Records to process:
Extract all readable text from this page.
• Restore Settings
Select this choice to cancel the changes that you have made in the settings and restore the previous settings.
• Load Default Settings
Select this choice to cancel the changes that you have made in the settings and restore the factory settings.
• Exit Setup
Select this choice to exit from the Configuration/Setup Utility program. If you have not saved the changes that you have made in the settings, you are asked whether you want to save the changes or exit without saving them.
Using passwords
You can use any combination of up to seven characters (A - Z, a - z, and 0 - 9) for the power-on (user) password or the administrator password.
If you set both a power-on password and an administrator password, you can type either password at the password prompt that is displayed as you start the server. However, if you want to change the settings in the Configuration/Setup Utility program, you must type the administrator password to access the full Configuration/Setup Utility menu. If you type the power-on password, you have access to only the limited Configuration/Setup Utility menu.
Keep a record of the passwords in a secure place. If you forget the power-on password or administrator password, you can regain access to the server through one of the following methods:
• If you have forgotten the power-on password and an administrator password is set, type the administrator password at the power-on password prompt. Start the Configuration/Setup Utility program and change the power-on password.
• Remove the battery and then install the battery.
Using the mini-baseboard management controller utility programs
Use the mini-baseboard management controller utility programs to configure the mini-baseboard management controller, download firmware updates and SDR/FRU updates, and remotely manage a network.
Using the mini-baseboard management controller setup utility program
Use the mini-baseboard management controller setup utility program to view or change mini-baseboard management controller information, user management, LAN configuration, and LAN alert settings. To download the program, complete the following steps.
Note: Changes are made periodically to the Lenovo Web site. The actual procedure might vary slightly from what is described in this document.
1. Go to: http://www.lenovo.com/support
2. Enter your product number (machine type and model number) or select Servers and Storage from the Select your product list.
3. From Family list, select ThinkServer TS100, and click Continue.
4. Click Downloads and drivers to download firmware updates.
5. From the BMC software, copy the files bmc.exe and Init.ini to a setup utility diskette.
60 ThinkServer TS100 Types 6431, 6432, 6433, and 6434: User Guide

Task description: Reproduce the material above without altering a single character.

Completed exercise:
Extract all readable text from this page.
• Restore Settings
Select this choice to cancel the changes that you have made in the settings and restore the previous settings.
• Load Default Settings
Select this choice to cancel the changes that you have made in the settings and restore the factory settings.
• Exit Setup
Select this choice to exit from the Configuration/Setup Utility program. If you have not saved the changes that you have made in the settings, you are asked whether you want to save the changes or exit without saving them.
Using passwords
You can use any combination of up to seven characters (A - Z, a - z, and 0 - 9) for the power-on (user) password or the administrator password.
If you set both a power-on password and an administrator password, you can type either password at the password prompt that is displayed as you start the server. However, if you want to change the settings in the Configuration/Setup Utility program, you must type the administrator password to access the full Configuration/Setup Utility menu. If you type the power-on password, you have access to only the limited Configuration/Setup Utility menu.
Keep a record of the passwords in a secure place. If you forget the power-on password or administrator password, you can regain access to the server through one of the following methods:
• If you have forgotten the power-on password and an administrator password is set, type the administrator password at the power-on password prompt. Start the Configuration/Setup Utility program and change the power-on password.
• Remove the battery and then install the battery.
Using the mini-baseboard management controller utility programs
Use the mini-baseboard management controller utility programs to configure the mini-baseboard management controller, download firmware updates and SDR/FRU updates, and remotely manage a network.
Using the mini-baseboard management controller setup utility program
Use the mini-baseboard management controller setup utility program to view or change mini-baseboard management controller information, user management, LAN configuration, and LAN alert settings. To download the program, complete the following steps.
Note: Changes are made periodically to the Lenovo Web site. The actual procedure might vary slightly from what is described in this document.
1. Go to: http://www.lenovo.com/support
2. Enter your product number (machine type and model number) or select Servers and Storage from the Select your product list.
3. From Family list, select ThinkServer TS100, and click Continue.
4. Click Downloads and drivers to download firmware updates.
5. From the BMC software, copy the files bmc.exe and Init.ini to a setup utility diskette.
60 ThinkServer TS100 Types 6431, 6432, 6433, and 6434: User Guide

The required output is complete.